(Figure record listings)
..........

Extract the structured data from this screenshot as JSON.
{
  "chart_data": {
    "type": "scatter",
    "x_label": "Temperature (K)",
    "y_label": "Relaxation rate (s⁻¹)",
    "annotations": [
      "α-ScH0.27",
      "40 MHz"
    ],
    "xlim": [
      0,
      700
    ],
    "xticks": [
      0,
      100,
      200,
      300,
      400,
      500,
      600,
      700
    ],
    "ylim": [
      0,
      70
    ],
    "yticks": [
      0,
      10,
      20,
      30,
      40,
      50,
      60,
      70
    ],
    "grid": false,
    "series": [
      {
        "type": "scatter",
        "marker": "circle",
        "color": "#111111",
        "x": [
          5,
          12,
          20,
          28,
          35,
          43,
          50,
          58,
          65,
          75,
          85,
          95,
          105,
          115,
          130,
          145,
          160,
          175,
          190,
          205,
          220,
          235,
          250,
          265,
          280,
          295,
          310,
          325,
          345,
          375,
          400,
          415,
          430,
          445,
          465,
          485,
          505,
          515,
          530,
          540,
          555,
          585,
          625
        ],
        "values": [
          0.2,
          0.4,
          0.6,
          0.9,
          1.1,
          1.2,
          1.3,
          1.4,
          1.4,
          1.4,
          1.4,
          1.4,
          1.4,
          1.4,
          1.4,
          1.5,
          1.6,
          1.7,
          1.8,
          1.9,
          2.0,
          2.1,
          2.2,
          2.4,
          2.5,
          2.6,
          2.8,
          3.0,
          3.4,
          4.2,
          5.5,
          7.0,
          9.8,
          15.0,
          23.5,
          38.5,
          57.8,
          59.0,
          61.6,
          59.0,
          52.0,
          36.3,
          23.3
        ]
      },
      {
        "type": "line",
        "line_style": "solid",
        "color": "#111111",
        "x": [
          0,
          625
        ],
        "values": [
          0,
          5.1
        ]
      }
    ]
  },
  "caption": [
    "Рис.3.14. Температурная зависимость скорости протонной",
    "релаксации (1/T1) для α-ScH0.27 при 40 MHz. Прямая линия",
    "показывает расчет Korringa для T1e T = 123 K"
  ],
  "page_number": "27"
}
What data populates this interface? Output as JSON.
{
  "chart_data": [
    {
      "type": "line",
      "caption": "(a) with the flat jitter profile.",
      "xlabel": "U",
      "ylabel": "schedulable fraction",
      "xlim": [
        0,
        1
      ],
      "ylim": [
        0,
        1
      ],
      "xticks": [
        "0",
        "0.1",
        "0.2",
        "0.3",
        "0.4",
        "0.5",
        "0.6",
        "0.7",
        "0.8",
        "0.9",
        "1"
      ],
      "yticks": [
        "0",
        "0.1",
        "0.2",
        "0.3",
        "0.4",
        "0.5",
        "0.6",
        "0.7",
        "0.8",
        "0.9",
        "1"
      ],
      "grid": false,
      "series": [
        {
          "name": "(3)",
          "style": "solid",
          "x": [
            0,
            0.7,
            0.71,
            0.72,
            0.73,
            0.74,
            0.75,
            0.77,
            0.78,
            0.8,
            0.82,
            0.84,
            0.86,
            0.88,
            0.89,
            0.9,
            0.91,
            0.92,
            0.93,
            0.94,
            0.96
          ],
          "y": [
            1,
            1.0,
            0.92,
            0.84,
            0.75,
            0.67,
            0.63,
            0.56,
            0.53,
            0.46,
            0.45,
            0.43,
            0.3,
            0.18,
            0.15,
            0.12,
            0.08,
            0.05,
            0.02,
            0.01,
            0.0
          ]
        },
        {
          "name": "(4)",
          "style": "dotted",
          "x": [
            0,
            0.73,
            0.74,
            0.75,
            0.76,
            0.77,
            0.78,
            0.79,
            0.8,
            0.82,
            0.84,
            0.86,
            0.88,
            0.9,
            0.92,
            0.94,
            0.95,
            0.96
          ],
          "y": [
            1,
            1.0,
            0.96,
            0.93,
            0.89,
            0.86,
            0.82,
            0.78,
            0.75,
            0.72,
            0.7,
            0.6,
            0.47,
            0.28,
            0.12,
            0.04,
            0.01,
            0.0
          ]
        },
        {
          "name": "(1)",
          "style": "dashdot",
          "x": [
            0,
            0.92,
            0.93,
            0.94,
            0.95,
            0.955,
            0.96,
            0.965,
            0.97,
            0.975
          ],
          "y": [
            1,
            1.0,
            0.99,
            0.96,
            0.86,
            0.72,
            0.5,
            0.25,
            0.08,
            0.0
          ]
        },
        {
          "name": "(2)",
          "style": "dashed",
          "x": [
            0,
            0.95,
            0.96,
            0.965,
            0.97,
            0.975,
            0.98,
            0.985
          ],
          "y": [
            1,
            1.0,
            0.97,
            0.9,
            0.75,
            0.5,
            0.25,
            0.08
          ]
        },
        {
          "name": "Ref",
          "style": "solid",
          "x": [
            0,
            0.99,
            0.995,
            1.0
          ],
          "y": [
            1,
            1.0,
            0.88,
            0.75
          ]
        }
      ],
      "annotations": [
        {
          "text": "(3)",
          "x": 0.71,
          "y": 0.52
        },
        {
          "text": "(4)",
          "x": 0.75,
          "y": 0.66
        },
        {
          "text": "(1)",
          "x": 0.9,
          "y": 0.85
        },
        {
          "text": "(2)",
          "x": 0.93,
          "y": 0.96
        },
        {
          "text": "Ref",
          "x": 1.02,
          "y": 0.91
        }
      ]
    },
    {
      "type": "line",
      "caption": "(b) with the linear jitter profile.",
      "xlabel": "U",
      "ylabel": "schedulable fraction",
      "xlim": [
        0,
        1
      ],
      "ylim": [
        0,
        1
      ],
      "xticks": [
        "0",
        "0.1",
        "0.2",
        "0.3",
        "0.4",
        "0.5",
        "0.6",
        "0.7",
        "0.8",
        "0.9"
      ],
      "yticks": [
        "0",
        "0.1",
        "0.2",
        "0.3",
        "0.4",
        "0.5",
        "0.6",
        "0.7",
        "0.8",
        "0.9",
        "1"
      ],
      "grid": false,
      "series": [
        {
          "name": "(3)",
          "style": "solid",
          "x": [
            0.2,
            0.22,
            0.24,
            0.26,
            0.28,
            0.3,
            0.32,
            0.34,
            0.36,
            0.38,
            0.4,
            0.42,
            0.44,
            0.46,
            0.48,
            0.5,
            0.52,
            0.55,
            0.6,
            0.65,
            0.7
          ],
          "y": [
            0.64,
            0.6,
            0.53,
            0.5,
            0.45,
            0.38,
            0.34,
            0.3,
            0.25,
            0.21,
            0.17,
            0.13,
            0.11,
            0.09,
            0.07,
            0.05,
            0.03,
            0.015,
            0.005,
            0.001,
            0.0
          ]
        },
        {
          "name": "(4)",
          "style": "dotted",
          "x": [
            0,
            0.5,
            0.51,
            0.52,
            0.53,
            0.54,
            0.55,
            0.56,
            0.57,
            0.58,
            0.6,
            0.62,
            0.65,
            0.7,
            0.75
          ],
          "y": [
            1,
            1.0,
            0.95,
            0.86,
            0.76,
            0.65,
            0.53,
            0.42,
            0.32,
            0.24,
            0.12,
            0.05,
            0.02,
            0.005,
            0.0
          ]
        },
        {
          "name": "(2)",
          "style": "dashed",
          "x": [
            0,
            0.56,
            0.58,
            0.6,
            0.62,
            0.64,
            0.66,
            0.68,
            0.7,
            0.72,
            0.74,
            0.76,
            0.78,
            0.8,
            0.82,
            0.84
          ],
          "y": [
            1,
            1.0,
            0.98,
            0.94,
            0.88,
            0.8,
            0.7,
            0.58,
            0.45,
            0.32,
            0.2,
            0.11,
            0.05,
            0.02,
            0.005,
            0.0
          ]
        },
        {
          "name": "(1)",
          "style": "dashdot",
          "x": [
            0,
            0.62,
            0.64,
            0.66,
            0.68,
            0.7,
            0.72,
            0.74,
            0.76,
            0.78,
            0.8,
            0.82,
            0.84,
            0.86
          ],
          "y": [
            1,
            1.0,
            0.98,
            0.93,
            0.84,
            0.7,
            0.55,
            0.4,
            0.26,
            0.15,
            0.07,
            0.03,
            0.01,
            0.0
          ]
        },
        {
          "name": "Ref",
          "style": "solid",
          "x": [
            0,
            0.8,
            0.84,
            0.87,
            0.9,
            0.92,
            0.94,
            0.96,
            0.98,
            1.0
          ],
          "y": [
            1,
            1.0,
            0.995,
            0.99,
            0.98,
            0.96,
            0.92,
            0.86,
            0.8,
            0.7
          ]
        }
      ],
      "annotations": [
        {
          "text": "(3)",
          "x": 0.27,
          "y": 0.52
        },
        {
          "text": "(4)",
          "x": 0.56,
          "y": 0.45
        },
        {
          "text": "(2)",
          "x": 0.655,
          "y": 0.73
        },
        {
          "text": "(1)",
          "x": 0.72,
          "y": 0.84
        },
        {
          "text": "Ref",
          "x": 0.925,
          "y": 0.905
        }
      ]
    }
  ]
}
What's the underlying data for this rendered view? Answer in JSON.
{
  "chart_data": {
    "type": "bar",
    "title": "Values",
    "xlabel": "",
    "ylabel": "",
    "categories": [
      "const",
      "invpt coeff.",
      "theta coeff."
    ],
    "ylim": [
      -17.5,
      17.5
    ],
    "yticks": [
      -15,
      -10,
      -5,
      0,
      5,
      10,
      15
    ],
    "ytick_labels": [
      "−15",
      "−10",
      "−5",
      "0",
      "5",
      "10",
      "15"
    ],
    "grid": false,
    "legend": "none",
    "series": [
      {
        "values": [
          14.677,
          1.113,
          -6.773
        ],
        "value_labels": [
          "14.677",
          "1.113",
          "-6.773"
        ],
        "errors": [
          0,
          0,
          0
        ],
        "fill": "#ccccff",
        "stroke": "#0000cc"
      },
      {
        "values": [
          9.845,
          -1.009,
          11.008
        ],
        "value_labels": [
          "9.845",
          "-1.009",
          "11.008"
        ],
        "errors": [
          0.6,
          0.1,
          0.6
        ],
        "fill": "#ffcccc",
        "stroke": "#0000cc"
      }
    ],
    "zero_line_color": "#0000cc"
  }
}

..........

● GIVEN REQUEST
Restate word for word the lines from the one holding "What's the underlying" to the end of the listing, both ends included, and nothing more.

● TASK RESPONSE
What's the underlying data for this rendered view? Answer in JSON.
{
  "chart_data": {
    "type": "bar",
    "title": "Values",
    "xlabel": "",
    "ylabel": "",
    "categories": [
      "const",
      "invpt coeff.",
      "theta coeff."
    ],
    "ylim": [
      -17.5,
      17.5
    ],
    "yticks": [
      -15,
      -10,
      -5,
      0,
      5,
      10,
      15
    ],
    "ytick_labels": [
      "−15",
      "−10",
      "−5",
      "0",
      "5",
      "10",
      "15"
    ],
    "grid": false,
    "legend": "none",
    "series": [
      {
        "values": [
          14.677,
          1.113,
          -6.773
        ],
        "value_labels": [
          "14.677",
          "1.113",
          "-6.773"
        ],
        "errors": [
          0,
          0,
          0
        ],
        "fill": "#ccccff",
        "stroke": "#0000cc"
      },
      {
        "values": [
          9.845,
          -1.009,
          11.008
        ],
        "value_labels": [
          "9.845",
          "-1.009",
          "11.008"
        ],
        "errors": [
          0.6,
          0.1,
          0.6
        ],
        "fill": "#ffcccc",
        "stroke": "#0000cc"
      }
    ],
    "zero_line_color": "#0000cc"
  }
}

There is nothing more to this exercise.